DATA EXCERPTS>
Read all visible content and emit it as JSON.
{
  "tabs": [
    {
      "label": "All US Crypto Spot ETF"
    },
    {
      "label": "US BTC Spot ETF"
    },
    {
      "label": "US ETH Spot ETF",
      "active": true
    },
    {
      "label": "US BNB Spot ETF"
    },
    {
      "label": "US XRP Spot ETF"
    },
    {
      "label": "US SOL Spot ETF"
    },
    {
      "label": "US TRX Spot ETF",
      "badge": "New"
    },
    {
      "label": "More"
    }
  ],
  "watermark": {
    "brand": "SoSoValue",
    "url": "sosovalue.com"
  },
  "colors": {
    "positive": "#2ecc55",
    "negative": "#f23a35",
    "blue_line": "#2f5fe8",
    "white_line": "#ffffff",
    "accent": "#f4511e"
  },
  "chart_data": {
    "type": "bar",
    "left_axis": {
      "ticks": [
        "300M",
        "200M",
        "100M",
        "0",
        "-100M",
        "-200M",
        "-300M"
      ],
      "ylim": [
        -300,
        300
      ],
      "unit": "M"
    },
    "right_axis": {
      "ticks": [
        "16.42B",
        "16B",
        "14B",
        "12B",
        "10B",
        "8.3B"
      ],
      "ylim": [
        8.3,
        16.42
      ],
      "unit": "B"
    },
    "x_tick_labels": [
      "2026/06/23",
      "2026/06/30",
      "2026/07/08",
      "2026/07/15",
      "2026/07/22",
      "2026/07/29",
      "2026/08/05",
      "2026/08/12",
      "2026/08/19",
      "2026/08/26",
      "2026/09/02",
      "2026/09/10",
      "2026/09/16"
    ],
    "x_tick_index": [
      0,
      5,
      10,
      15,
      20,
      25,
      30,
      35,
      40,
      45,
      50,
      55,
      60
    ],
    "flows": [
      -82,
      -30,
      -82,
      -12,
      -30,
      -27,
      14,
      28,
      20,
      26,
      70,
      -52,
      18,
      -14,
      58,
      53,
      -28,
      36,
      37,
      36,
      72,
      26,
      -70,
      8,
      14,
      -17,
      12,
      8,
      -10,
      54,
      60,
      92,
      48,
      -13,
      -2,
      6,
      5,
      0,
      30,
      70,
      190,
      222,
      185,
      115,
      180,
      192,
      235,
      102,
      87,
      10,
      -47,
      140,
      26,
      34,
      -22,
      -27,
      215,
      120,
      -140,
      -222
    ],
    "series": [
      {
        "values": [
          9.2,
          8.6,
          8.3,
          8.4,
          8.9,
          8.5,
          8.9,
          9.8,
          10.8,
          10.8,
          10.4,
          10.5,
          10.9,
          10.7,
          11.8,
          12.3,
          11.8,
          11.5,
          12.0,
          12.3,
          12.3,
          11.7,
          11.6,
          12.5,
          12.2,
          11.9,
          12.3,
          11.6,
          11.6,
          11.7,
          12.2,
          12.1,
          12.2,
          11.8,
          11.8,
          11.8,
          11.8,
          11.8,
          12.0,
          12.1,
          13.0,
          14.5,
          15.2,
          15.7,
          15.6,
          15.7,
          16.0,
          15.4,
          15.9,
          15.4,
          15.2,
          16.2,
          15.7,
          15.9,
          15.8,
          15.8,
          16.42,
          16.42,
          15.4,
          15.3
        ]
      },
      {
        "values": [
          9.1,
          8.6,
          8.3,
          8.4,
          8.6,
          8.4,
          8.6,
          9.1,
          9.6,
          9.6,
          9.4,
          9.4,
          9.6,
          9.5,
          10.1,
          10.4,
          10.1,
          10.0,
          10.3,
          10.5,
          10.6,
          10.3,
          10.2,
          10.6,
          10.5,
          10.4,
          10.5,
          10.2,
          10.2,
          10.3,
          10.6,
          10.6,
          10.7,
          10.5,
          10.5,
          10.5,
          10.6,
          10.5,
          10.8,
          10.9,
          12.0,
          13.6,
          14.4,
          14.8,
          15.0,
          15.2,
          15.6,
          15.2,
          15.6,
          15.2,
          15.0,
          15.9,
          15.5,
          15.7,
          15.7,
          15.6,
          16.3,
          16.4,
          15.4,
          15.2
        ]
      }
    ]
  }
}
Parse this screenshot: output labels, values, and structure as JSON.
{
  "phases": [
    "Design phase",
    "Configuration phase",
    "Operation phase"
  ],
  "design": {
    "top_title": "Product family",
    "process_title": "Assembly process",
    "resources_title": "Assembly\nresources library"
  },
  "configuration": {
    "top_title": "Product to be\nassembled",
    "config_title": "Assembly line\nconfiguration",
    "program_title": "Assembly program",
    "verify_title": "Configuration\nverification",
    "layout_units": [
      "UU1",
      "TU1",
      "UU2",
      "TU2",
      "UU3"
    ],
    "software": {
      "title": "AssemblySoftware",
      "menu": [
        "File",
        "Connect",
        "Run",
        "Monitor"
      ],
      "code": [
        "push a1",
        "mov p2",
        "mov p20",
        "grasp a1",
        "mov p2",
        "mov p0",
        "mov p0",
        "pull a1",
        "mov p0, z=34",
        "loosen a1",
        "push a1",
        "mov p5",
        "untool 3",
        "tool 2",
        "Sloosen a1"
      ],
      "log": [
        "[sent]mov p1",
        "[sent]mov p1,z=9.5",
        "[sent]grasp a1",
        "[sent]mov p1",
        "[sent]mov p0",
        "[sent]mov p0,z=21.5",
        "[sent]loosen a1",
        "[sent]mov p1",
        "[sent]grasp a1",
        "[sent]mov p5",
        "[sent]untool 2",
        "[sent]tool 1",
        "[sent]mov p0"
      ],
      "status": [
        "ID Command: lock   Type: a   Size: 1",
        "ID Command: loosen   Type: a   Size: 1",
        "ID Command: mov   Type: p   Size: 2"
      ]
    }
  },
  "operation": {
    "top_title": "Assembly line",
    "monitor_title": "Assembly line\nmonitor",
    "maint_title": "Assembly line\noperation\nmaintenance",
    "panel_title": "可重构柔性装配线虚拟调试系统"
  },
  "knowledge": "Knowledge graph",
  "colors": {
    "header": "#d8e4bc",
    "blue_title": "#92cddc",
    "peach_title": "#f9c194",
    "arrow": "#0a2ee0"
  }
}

GIVEN TASK>
Repeat each record exactly. Omit nothing.

THE RESULT>
Read all visible content and emit it as JSON.
{
  "tabs": [
    {
      "label": "All US Crypto Spot ETF"
    },
    {
      "label": "US BTC Spot ETF"
    },
    {
      "label": "US ETH Spot ETF",
      "active": true
    },
    {
      "label": "US BNB Spot ETF"
    },
    {
      "label": "US XRP Spot ETF"
    },
    {
      "label": "US SOL Spot ETF"
    },
    {
      "label": "US TRX Spot ETF",
      "badge": "New"
    },
    {
      "label": "More"
    }
  ],
  "watermark": {
    "brand": "SoSoValue",
    "url": "sosovalue.com"
  },
  "colors": {
    "positive": "#2ecc55",
    "negative": "#f23a35",
    "blue_line": "#2f5fe8",
    "white_line": "#ffffff",
    "accent": "#f4511e"
  },
  "chart_data": {
    "type": "bar",
    "left_axis": {
      "ticks": [
        "300M",
        "200M",
        "100M",
        "0",
        "-100M",
        "-200M",
        "-300M"
      ],
      "ylim": [
        -300,
        300
      ],
      "unit": "M"
    },
    "right_axis": {
      "ticks": [
        "16.42B",
        "16B",
        "14B",
        "12B",
        "10B",
        "8.3B"
      ],
      "ylim": [
        8.3,
        16.42
      ],
      "unit": "B"
    },
    "x_tick_labels": [
      "2026/06/23",
      "2026/06/30",
      "2026/07/08",
      "2026/07/15",
      "2026/07/22",
      "2026/07/29",
      "2026/08/05",
      "2026/08/12",
      "2026/08/19",
      "2026/08/26",
      "2026/09/02",
      "2026/09/10",
      "2026/09/16"
    ],
    "x_tick_index": [
      0,
      5,
      10,
      15,
      20,
      25,
      30,
      35,
      40,
      45,
      50,
      55,
      60
    ],
    "flows": [
      -82,
      -30,
      -82,
      -12,
      -30,
      -27,
      14,
      28,
      20,
      26,
      70,
      -52,
      18,
      -14,
      58,
      53,
      -28,
      36,
      37,
      36,
      72,
      26,
      -70,
      8,
      14,
      -17,
      12,
      8,
      -10,
      54,
      60,
      92,
      48,
      -13,
      -2,
      6,
      5,
      0,
      30,
      70,
      190,
      222,
      185,
      115,
      180,
      192,
      235,
      102,
      87,
      10,
      -47,
      140,
      26,
      34,
      -22,
      -27,
      215,
      120,
      -140,
      -222
    ],
    "series": [
      {
        "values": [
          9.2,
          8.6,
          8.3,
          8.4,
          8.9,
          8.5,
          8.9,
          9.8,
          10.8,
          10.8,
          10.4,
          10.5,
          10.9,
          10.7,
          11.8,
          12.3,
          11.8,
          11.5,
          12.0,
          12.3,
          12.3,
          11.7,
          11.6,
          12.5,
          12.2,
          11.9,
          12.3,
          11.6,
          11.6,
          11.7,
          12.2,
          12.1,
          12.2,
          11.8,
          11.8,
          11.8,
          11.8,
          11.8,
          12.0,
          12.1,
          13.0,
          14.5,
          15.2,
          15.7,
          15.6,
          15.7,
          16.0,
          15.4,
          15.9,
          15.4,
          15.2,
          16.2,
          15.7,
          15.9,
          15.8,
          15.8,
          16.42,
          16.42,
          15.4,
          15.3
        ]
      },
      {
        "values": [
          9.1,
          8.6,
          8.3,
          8.4,
          8.6,
          8.4,
          8.6,
          9.1,
          9.6,
          9.6,
          9.4,
          9.4,
          9.6,
          9.5,
          10.1,
          10.4,
          10.1,
          10.0,
          10.3,
          10.5,
          10.6,
          10.3,
          10.2,
          10.6,
          10.5,
          10.4,
          10.5,
          10.2,
          10.2,
          10.3,
          10.6,
          10.6,
          10.7,
          10.5,
          10.5,
          10.5,
          10.6,
          10.5,
          10.8,
          10.9,
          12.0,
          13.6,
          14.4,
          14.8,
          15.0,
          15.2,
          15.6,
          15.2,
          15.6,
          15.2,
          15.0,
          15.9,
          15.5,
          15.7,
          15.7,
          15.6,
          16.3,
          16.4,
          15.4,
          15.2
        ]
      }
    ]
  }
}
Parse this screenshot: output labels, values, and structure as JSON.
{
  "phases": [
    "Design phase",
    "Configuration phase",
    "Operation phase"
  ],
  "design": {
    "top_title": "Product family",
    "process_title": "Assembly process",
    "resources_title": "Assembly\nresources library"
  },
  "configuration": {
    "top_title": "Product to be\nassembled",
    "config_title": "Assembly line\nconfiguration",
    "program_title": "Assembly program",
    "verify_title": "Configuration\nverification",
    "layout_units": [
      "UU1",
      "TU1",
      "UU2",
      "TU2",
      "UU3"
    ],
    "software": {
      "title": "AssemblySoftware",
      "menu": [
        "File",
        "Connect",
        "Run",
        "Monitor"
      ],
      "code": [
        "push a1",
        "mov p2",
        "mov p20",
        "grasp a1",
        "mov p2",
        "mov p0",
        "mov p0",
        "pull a1",
        "mov p0, z=34",
        "loosen a1",
        "push a1",
        "mov p5",
        "untool 3",
        "tool 2",
        "Sloosen a1"
      ],
      "log": [
        "[sent]mov p1",
        "[sent]mov p1,z=9.5",
        "[sent]grasp a1",
        "[sent]mov p1",
        "[sent]mov p0",
        "[sent]mov p0,z=21.5",
        "[sent]loosen a1",
        "[sent]mov p1",
        "[sent]grasp a1",
        "[sent]mov p5",
        "[sent]untool 2",
        "[sent]tool 1",
        "[sent]mov p0"
      ],
      "status": [
        "ID Command: lock   Type: a   Size: 1",
        "ID Command: loosen   Type: a   Size: 1",
        "ID Command: mov   Type: p   Size: 2"
      ]
    }
  },
  "operation": {
    "top_title": "Assembly line",
    "monitor_title": "Assembly line\nmonitor",
    "maint_title": "Assembly line\noperation\nmaintenance",
    "panel_title": "可重构柔性装配线虚拟调试系统"
  },
  "knowledge": "Knowledge graph",
  "colors": {
    "header": "#d8e4bc",
    "blue_title": "#92cddc",
    "peach_title": "#f9c194",
    "arrow": "#0a2ee0"
  }
}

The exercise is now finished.